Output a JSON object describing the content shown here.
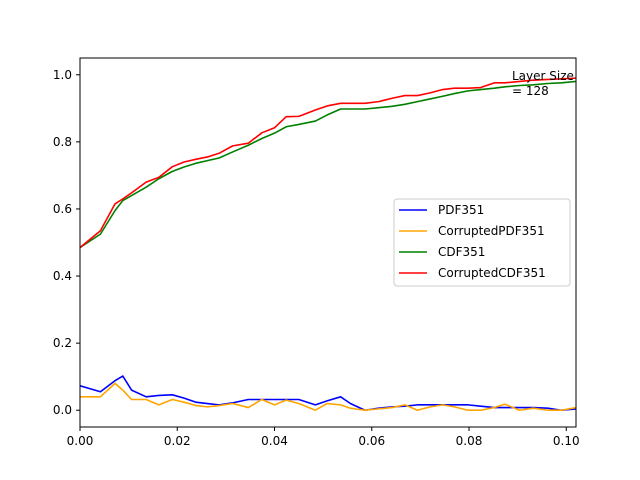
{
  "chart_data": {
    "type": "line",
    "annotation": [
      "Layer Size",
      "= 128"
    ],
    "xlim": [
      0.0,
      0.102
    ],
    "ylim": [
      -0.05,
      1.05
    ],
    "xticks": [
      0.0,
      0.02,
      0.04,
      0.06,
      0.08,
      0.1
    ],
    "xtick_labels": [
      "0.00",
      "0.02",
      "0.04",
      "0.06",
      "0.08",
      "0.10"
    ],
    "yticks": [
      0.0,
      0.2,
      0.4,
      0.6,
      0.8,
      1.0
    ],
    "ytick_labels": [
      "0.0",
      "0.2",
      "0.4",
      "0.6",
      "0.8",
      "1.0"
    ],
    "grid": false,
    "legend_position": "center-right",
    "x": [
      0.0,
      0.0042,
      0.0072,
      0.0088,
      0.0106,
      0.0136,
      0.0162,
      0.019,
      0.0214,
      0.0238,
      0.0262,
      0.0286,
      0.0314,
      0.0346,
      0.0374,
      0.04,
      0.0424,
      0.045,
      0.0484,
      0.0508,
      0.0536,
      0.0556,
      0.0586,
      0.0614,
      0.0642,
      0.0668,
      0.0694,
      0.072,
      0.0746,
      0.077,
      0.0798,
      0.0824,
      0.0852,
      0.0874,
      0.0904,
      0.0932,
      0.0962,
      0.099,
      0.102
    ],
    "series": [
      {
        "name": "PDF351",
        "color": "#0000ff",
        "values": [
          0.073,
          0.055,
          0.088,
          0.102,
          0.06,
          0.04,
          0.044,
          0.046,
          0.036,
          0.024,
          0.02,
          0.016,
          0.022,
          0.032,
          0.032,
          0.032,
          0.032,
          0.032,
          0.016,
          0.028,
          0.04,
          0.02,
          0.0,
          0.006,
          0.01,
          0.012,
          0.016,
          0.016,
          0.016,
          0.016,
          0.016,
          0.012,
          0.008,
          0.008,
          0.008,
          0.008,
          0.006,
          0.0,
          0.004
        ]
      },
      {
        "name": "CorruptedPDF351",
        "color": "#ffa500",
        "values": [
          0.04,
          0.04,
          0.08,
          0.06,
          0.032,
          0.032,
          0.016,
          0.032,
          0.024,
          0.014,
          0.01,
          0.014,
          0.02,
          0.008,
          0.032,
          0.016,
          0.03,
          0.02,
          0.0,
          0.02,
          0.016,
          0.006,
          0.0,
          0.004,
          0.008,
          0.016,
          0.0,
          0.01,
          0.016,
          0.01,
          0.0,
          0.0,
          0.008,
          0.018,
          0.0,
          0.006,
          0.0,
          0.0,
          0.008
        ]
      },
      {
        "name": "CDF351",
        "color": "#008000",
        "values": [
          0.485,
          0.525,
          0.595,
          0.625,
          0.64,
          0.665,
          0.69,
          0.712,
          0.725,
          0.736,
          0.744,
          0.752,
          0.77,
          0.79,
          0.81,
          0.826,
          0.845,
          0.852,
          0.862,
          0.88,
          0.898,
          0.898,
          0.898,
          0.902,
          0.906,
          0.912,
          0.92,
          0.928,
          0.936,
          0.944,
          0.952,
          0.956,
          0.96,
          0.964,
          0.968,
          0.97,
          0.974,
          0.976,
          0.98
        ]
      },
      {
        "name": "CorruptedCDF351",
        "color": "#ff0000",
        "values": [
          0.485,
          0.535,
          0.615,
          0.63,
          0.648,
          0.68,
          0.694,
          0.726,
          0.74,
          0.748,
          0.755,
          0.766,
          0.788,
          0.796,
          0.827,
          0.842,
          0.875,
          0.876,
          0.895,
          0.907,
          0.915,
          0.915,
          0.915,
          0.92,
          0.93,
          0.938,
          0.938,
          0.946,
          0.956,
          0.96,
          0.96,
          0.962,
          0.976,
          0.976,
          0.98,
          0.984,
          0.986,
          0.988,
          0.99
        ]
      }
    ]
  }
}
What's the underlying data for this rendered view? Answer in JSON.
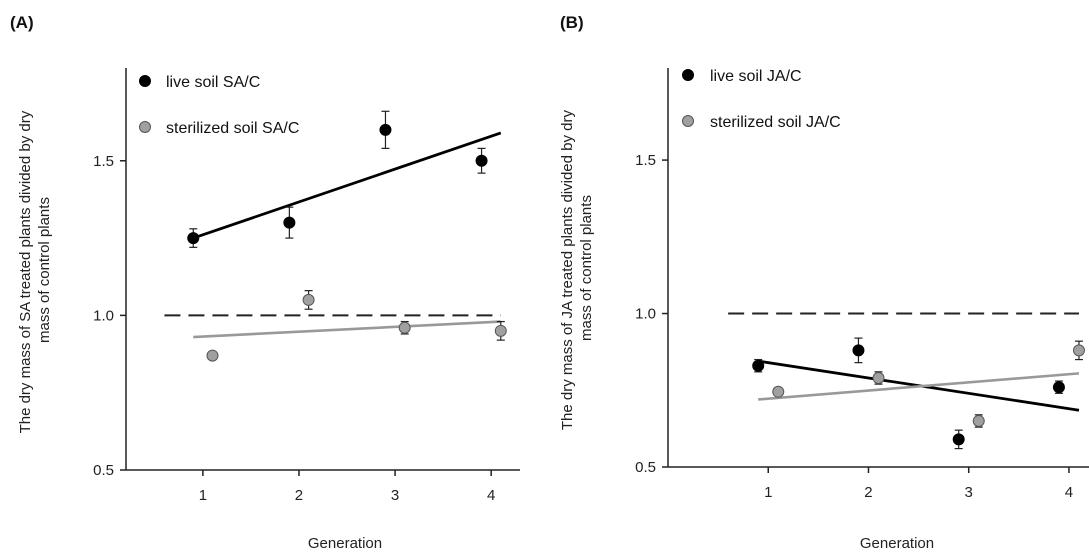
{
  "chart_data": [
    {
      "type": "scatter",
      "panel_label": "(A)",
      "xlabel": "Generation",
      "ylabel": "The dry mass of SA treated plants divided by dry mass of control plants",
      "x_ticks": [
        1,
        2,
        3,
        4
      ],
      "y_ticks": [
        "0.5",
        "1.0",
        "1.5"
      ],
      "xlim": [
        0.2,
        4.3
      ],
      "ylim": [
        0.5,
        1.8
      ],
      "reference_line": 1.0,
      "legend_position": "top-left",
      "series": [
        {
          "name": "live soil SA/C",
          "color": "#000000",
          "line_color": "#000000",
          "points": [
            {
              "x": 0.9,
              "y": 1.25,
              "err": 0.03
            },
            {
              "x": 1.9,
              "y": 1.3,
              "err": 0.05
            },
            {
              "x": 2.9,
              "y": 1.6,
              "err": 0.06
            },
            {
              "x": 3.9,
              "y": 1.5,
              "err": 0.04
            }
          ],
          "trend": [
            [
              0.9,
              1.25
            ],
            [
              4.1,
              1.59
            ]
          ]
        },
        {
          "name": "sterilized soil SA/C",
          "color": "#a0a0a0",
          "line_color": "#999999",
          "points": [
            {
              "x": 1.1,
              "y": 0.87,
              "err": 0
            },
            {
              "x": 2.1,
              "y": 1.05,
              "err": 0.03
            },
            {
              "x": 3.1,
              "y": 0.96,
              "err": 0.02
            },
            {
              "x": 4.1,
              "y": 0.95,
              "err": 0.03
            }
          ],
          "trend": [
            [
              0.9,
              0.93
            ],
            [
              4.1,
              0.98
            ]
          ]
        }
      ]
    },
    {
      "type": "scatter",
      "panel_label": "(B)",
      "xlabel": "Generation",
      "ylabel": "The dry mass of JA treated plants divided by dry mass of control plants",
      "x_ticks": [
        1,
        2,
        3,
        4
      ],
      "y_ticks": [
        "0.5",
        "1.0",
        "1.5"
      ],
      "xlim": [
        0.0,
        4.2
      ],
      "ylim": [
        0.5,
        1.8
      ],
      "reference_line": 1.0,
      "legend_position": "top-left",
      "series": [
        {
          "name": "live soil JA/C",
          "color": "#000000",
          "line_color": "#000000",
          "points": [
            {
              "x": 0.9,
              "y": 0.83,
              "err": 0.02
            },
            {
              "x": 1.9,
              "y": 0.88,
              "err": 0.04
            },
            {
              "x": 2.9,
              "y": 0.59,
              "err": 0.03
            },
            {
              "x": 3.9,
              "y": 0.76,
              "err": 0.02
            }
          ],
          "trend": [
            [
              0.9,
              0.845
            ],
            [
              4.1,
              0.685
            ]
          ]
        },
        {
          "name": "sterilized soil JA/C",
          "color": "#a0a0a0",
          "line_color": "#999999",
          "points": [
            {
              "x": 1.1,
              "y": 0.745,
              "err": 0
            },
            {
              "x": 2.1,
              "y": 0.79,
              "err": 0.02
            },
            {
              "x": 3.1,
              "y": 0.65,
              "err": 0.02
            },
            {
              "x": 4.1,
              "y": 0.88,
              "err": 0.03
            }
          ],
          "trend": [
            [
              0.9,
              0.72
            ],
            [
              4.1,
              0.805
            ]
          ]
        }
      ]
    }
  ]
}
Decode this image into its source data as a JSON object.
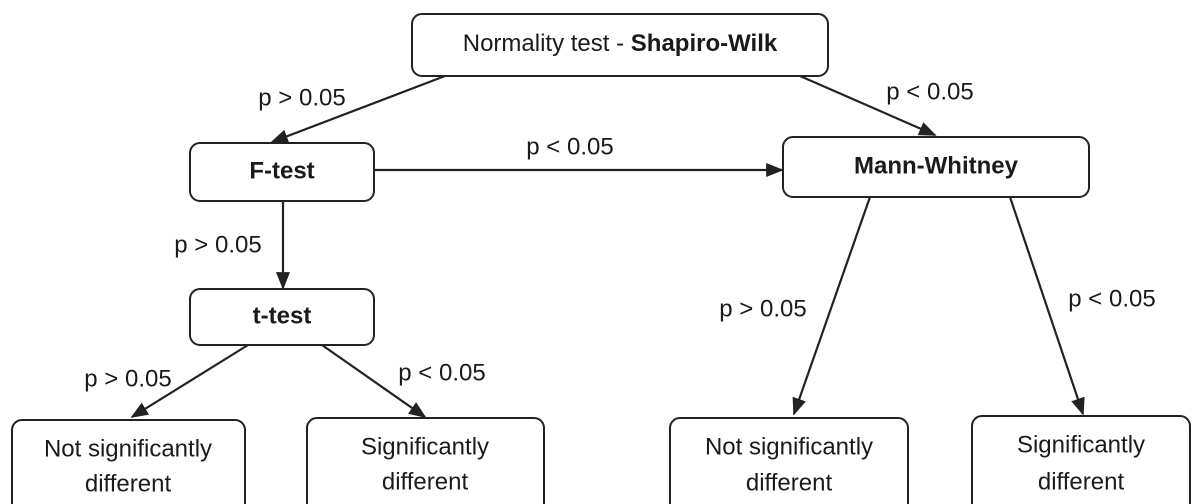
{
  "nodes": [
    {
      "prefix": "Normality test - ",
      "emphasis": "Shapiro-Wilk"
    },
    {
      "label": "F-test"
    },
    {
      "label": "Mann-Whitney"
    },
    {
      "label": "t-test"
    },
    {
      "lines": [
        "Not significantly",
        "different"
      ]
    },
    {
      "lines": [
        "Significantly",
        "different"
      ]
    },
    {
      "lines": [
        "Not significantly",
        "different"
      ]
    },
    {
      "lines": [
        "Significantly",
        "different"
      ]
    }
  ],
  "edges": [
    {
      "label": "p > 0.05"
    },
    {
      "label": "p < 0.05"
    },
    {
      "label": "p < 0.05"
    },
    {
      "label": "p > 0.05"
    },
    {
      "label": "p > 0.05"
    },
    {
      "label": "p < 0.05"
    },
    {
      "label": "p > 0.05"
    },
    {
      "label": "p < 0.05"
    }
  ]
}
━━━━━━━━━━
» The exercise
Pick out, from the lines above, every one that contains the string "plants".

» Exercise solution
      "ylabel": "The dry mass of SA treated plants divided by dry mass of control plants",
      "ylabel": "The dry mass of JA treated plants divided by dry mass of control plants",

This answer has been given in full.